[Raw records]
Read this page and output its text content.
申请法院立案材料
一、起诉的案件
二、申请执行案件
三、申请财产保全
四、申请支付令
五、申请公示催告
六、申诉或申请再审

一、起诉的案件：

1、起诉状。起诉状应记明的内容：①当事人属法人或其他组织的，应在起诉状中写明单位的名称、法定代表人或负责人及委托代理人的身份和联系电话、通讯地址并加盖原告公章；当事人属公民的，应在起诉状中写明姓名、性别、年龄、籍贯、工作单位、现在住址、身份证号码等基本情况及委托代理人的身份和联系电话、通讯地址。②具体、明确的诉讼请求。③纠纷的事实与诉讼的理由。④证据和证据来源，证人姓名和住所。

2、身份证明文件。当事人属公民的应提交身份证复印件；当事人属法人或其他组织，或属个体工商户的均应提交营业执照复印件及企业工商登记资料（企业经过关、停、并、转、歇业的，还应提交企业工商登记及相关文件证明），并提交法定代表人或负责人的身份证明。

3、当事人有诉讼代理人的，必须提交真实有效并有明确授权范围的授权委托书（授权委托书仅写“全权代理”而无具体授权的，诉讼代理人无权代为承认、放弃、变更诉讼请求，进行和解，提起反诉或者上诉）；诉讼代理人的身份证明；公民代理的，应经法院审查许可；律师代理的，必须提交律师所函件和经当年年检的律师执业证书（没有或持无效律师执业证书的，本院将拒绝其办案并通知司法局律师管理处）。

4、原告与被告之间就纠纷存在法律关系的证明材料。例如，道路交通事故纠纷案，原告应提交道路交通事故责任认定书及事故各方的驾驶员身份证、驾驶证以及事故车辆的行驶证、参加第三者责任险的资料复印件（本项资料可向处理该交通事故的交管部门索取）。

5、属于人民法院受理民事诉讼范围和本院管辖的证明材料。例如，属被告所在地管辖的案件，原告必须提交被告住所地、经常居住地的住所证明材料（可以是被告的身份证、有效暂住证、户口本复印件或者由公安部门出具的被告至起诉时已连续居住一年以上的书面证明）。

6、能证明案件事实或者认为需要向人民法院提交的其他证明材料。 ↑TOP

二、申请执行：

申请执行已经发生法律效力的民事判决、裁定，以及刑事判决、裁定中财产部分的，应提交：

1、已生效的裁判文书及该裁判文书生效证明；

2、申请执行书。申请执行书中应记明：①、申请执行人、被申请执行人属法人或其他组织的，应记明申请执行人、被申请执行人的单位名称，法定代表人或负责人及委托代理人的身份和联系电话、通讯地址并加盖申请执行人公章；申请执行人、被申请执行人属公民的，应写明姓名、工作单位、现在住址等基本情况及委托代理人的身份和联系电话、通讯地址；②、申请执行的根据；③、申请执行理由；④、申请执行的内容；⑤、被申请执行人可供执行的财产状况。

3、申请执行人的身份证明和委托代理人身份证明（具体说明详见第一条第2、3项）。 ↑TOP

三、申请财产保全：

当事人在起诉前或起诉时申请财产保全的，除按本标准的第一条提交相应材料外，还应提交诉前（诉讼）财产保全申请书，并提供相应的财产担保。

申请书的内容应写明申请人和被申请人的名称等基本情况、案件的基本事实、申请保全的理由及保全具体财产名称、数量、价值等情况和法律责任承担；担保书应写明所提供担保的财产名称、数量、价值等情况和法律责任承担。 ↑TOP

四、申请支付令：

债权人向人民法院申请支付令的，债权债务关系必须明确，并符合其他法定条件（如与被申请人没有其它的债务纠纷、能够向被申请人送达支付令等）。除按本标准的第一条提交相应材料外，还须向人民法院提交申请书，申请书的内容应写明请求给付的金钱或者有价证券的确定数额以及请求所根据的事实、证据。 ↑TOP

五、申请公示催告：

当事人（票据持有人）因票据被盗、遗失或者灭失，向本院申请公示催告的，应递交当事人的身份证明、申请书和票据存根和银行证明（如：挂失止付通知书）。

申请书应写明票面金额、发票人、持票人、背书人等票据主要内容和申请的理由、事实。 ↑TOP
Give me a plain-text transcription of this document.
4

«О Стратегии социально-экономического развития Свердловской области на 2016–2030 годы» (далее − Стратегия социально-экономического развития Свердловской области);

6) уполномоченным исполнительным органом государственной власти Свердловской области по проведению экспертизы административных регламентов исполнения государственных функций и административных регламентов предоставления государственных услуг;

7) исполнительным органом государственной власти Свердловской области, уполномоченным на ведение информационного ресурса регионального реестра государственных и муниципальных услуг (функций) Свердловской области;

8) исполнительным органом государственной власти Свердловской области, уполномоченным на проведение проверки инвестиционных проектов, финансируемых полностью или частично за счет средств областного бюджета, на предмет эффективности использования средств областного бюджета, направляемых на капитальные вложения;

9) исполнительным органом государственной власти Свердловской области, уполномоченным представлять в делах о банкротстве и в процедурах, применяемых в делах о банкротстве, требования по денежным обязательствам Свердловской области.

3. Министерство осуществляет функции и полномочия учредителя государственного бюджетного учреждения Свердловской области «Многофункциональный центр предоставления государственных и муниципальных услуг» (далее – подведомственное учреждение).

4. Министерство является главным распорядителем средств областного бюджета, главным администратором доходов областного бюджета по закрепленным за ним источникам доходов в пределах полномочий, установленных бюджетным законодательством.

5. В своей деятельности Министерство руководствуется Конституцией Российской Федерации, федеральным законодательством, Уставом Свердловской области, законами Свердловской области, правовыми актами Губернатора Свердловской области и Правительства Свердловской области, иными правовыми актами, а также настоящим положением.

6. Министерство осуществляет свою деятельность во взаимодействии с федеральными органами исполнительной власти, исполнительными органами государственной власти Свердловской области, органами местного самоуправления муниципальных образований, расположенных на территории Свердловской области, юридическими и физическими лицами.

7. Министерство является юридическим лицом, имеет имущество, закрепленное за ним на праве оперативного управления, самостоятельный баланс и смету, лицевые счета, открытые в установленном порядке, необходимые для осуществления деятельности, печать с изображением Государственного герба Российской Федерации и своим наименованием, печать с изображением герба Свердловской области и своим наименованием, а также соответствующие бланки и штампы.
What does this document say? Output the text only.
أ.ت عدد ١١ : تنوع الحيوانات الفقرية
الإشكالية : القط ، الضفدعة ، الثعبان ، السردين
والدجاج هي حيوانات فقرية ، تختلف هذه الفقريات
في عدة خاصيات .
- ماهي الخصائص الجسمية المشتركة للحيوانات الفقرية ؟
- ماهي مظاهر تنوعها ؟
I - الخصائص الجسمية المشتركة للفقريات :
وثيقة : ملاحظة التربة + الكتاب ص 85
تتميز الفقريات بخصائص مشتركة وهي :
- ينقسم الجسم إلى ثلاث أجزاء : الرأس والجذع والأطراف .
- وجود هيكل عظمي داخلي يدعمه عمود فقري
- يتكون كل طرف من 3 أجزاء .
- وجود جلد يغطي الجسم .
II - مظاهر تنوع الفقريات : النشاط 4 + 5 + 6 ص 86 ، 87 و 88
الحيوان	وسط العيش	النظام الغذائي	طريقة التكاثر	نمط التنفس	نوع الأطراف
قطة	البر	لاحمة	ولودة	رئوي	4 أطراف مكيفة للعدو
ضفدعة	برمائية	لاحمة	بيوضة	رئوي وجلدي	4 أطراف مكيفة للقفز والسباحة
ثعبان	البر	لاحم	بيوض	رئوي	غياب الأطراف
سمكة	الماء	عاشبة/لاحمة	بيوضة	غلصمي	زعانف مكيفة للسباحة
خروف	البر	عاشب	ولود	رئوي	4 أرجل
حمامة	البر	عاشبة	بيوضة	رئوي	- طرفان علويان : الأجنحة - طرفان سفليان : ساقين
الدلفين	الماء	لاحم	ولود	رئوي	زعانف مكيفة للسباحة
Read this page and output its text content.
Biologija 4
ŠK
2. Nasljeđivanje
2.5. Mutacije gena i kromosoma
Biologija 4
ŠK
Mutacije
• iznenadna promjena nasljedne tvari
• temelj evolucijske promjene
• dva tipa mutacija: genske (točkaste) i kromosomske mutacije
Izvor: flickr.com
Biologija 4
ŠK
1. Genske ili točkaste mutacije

• **What the task asks**: Copy out every line from the data above that has "المشتركة" in it.

• **Expected answer**:
- ماهي الخصائص الجسمية المشتركة للحيوانات الفقرية ؟
I - الخصائص الجسمية المشتركة للفقريات :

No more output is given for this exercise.